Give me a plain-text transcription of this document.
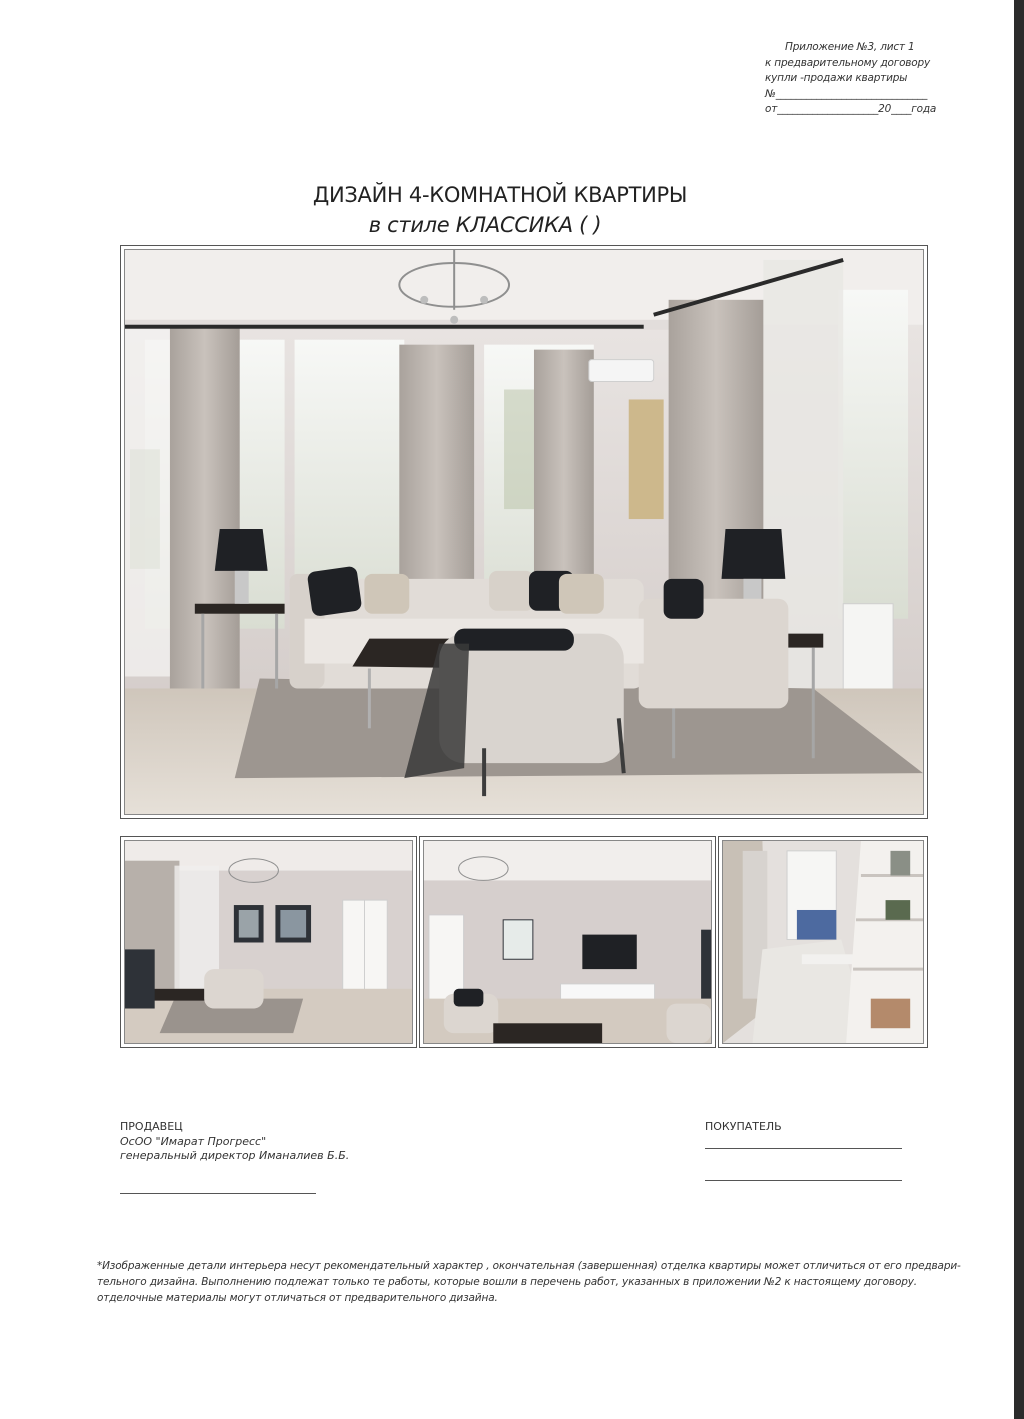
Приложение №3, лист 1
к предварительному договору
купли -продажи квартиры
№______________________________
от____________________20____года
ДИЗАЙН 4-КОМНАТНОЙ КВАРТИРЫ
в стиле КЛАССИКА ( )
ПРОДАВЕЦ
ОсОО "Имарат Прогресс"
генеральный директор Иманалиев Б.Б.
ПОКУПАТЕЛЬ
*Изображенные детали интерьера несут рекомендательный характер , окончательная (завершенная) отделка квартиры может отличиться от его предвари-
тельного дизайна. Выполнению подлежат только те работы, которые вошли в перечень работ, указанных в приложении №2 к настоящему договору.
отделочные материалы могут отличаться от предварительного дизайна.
___
*Objective*.
Copy each line of the records precisely and drop any images they hold.

*Solution to the exercise*.
Give me a plain-text transcription of this document.
Приложение №3, лист 1
к предварительному договору
купли -продажи квартиры
№______________________________
от____________________20____года
ДИЗАЙН 4-КОМНАТНОЙ КВАРТИРЫ
в стиле КЛАССИКА ( )
ПРОДАВЕЦ
ОсОО "Имарат Прогресс"
генеральный директор Иманалиев Б.Б.
ПОКУПАТЕЛЬ
*Изображенные детали интерьера несут рекомендательный характер , окончательная (завершенная) отделка квартиры может отличиться от его предвари-
тельного дизайна. Выполнению подлежат только те работы, которые вошли в перечень работ, указанных в приложении №2 к настоящему договору.
отделочные материалы могут отличаться от предварительного дизайна.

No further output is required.